* What is asked
Write out the entries verbatim and leave the images out of the copy.

* Given records

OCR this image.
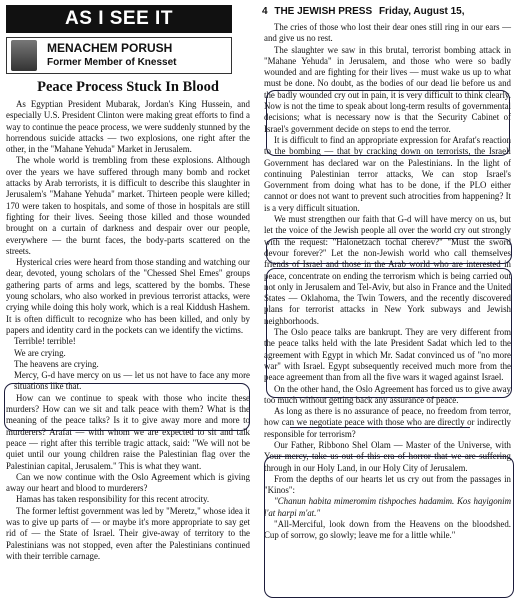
AS I SEE IT
MENACHEM PORUSH
Former Member of Knesset
Peace Process Stuck In Blood
4 THE JEWISH PRESS Friday, August 15,

As Egyptian President Mubarak, Jordan's King Hussein, and especially U.S. President Clinton were making great efforts to find a way to continue the peace process, we were suddenly stunned by the horrendous suicide attacks — two explosions, one right after the other, in the "Mahane Yehuda" Market in Jerusalem.

The whole world is trembling from these explosions. Although over the years we have suffered through many bomb and rocket attacks by Arab terrorists, it is difficult to describe this slaughter in Jerusalem's "Mahane Yehuda" market. Thirteen people were killed; 170 were taken to hospitals, and some of those in hospitals are still fighting for their lives. Seeing those killed and those wounded brought on a curtain of darkness and despair over our people, everywhere — the burnt faces, the body-parts scattered on the streets.

Hysterical cries were heard from those standing and watching our dear, devoted, young scholars of the "Chessed Shel Emes" groups gathering parts of arms and legs, scattered by the bombs. These young scholars, who also worked in previous terrorist attacks, were crying while doing this holy work, which is a real Kiddush Hashem. It is often difficult to recognize who has been killed, and only by papers and identity card in the pockets can we identify the victims.

Terrible! terrible!

We are crying.

The heavens are crying.

Mercy, G-d have mercy on us — let us not have to face any more situations like that.

How can we continue to speak with those who incite these murders? How can we sit and talk peace with them? What is the meaning of the peace talks? Is it to give away more and more to murderers? Arafat — with whom we are expected to sit and talk peace — right after this terrible tragic attack, said: "We will not be quiet until our young children raise the Palestinian flag over the Palestinian capital, Jerusalem." This is what they want.

Can we now continue with the Oslo Agreement which is giving away our heart and blood to murderers?

Hamas has taken responsibility for this recent atrocity.

The former leftist government was led by "Meretz," whose idea it was to give up parts of — or maybe it's more appropriate to say get rid of — the State of Israel. Their give-away of territory to the Palestinians was not stopped, even after the Palestinians continued with their terrible carnage.

The cries of those who lost their dear ones still ring in our ears — and give us no rest.

The slaughter we saw in this brutal, terrorist bombing attack in "Mahane Yehuda" in Jerusalem, and those who were so badly wounded and are fighting for their lives — must wake us up to what must be done. No doubt, as the bodies of our dead lie before us and the badly wounded cry out in pain, it is very difficult to think clearly. Now is not the time to speak about long-term results of governmental decisions; what is necessary now is that the Security Cabinet of Israel's government decide on steps to end the terror.

It is difficult to find an appropriate expression for Arafat's reaction to the bombing — that by cracking down on terrorists, the Israeli Government has declared war on the Palestinians. In the light of continuing Palestinian terror attacks, We can stop Israel's Government from doing what has to be done, if the PLO either cannot or does not want to prevent such atrocities from happening? It is a very difficult situation.

We must strengthen our faith that G-d will have mercy on us, but let the voice of the Jewish people all over the world cry out strongly with the request: "Halonetzach tochal cherev?" "Must the sword devour forever?" Let the non-Jewish world who call themselves friends of Israel and those in the Arab world who are interested in peace, concentrate on ending the terrorism which is being carried out not only in Jerusalem and Tel-Aviv, but also in France and the United States — Oklahoma, the Twin Towers, and the recently discovered plans for terrorist attacks in New York subways and Jewish neighborhoods.

The Oslo peace talks are bankrupt. They are very different from the peace talks held with the late President Sadat which led to the agreement with Egypt in which Mr. Sadat convinced us of "no more war" with Israel. Egypt subsequently received much more from the peace agreement than from all the five wars it waged against Israel.

On the other hand, the Oslo Agreement has forced us to give away too much without getting back any assurance of peace.

As long as there is no assurance of peace, no freedom from terror, how can we negotiate peace with those who are directly or indirectly responsible for terrorism?

Our Father, Ribbono Shel Olam — Master of the Universe, with Your mercy, take us out of this era of horror that we are suffering through in our Holy Land, in our Holy City of Jerusalem.

From the depths of our hearts let us cry out from the passages in "Kinos":

"Chanun habita mimeromim tishpoches hadamim. Kos hayigonim l'at harpi m'at."

"All-Merciful, look down from the Heavens on the bloodshed. Cup of sorrow, go slowly; leave me for a little while."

* Result
OCR this image.
AS I SEE IT
MENACHEM PORUSH
Former Member of Knesset
Peace Process Stuck In Blood
4 THE JEWISH PRESS Friday, August 15,

As Egyptian President Mubarak, Jordan's King Hussein, and especially U.S. President Clinton were making great efforts to find a way to continue the peace process, we were suddenly stunned by the horrendous suicide attacks — two explosions, one right after the other, in the "Mahane Yehuda" Market in Jerusalem.

The whole world is trembling from these explosions. Although over the years we have suffered through many bomb and rocket attacks by Arab terrorists, it is difficult to describe this slaughter in Jerusalem's "Mahane Yehuda" market. Thirteen people were killed; 170 were taken to hospitals, and some of those in hospitals are still fighting for their lives. Seeing those killed and those wounded brought on a curtain of darkness and despair over our people, everywhere — the burnt faces, the body-parts scattered on the streets.

Hysterical cries were heard from those standing and watching our dear, devoted, young scholars of the "Chessed Shel Emes" groups gathering parts of arms and legs, scattered by the bombs. These young scholars, who also worked in previous terrorist attacks, were crying while doing this holy work, which is a real Kiddush Hashem. It is often difficult to recognize who has been killed, and only by papers and identity card in the pockets can we identify the victims.

Terrible! terrible!

We are crying.

The heavens are crying.

Mercy, G-d have mercy on us — let us not have to face any more situations like that.

How can we continue to speak with those who incite these murders? How can we sit and talk peace with them? What is the meaning of the peace talks? Is it to give away more and more to murderers? Arafat — with whom we are expected to sit and talk peace — right after this terrible tragic attack, said: "We will not be quiet until our young children raise the Palestinian flag over the Palestinian capital, Jerusalem." This is what they want.

Can we now continue with the Oslo Agreement which is giving away our heart and blood to murderers?

Hamas has taken responsibility for this recent atrocity.

The former leftist government was led by "Meretz," whose idea it was to give up parts of — or maybe it's more appropriate to say get rid of — the State of Israel. Their give-away of territory to the Palestinians was not stopped, even after the Palestinians continued with their terrible carnage.

The cries of those who lost their dear ones still ring in our ears — and give us no rest.

The slaughter we saw in this brutal, terrorist bombing attack in "Mahane Yehuda" in Jerusalem, and those who were so badly wounded and are fighting for their lives — must wake us up to what must be done. No doubt, as the bodies of our dead lie before us and the badly wounded cry out in pain, it is very difficult to think clearly. Now is not the time to speak about long-term results of governmental decisions; what is necessary now is that the Security Cabinet of Israel's government decide on steps to end the terror.

It is difficult to find an appropriate expression for Arafat's reaction to the bombing — that by cracking down on terrorists, the Israeli Government has declared war on the Palestinians. In the light of continuing Palestinian terror attacks, We can stop Israel's Government from doing what has to be done, if the PLO either cannot or does not want to prevent such atrocities from happening? It is a very difficult situation.

We must strengthen our faith that G-d will have mercy on us, but let the voice of the Jewish people all over the world cry out strongly with the request: "Halonetzach tochal cherev?" "Must the sword devour forever?" Let the non-Jewish world who call themselves friends of Israel and those in the Arab world who are interested in peace, concentrate on ending the terrorism which is being carried out not only in Jerusalem and Tel-Aviv, but also in France and the United States — Oklahoma, the Twin Towers, and the recently discovered plans for terrorist attacks in New York subways and Jewish neighborhoods.

The Oslo peace talks are bankrupt. They are very different from the peace talks held with the late President Sadat which led to the agreement with Egypt in which Mr. Sadat convinced us of "no more war" with Israel. Egypt subsequently received much more from the peace agreement than from all the five wars it waged against Israel.

On the other hand, the Oslo Agreement has forced us to give away too much without getting back any assurance of peace.

As long as there is no assurance of peace, no freedom from terror, how can we negotiate peace with those who are directly or indirectly responsible for terrorism?

Our Father, Ribbono Shel Olam — Master of the Universe, with Your mercy, take us out of this era of horror that we are suffering through in our Holy Land, in our Holy City of Jerusalem.

From the depths of our hearts let us cry out from the passages in "Kinos":

"Chanun habita mimeromim tishpoches hadamim. Kos hayigonim l'at harpi m'at."

"All-Merciful, look down from the Heavens on the bloodshed. Cup of sorrow, go slowly; leave me for a little while."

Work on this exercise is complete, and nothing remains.